RECORDS SHOWN:
---

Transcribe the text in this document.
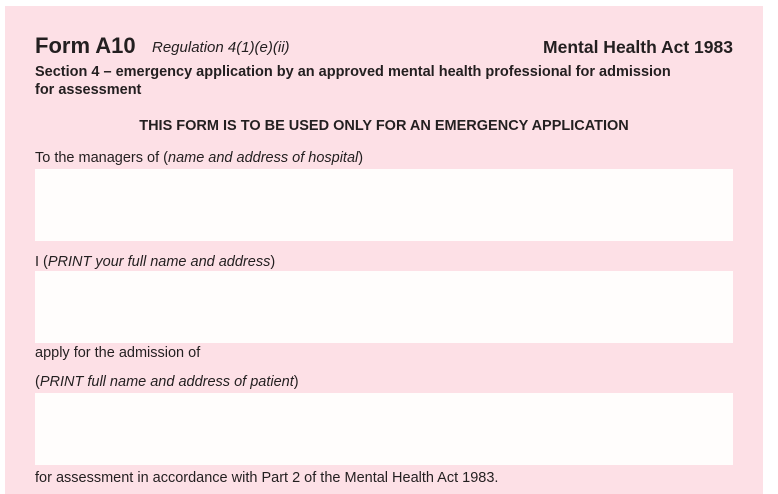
Form A10 Regulation 4(1)(e)(ii)	Mental Health Act 1983
Section 4 – emergency application by an approved mental health professional for admission for assessment
THIS FORM IS TO BE USED ONLY FOR AN EMERGENCY APPLICATION
To the managers of (name and address of hospital)
I (PRINT your full name and address)
apply for the admission of
(PRINT full name and address of patient)
for assessment in accordance with Part 2 of the Mental Health Act 1983.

---

REQUIRED WORK: Without including the pictures, reproduce all entries exactly.

RESULT OF THIS EXERCISE:
Transcribe the text in this document.
Form A10 Regulation 4(1)(e)(ii)	Mental Health Act 1983
Section 4 – emergency application by an approved mental health professional for admission for assessment
THIS FORM IS TO BE USED ONLY FOR AN EMERGENCY APPLICATION
To the managers of (name and address of hospital)
I (PRINT your full name and address)
apply for the admission of
(PRINT full name and address of patient)
for assessment in accordance with Part 2 of the Mental Health Act 1983.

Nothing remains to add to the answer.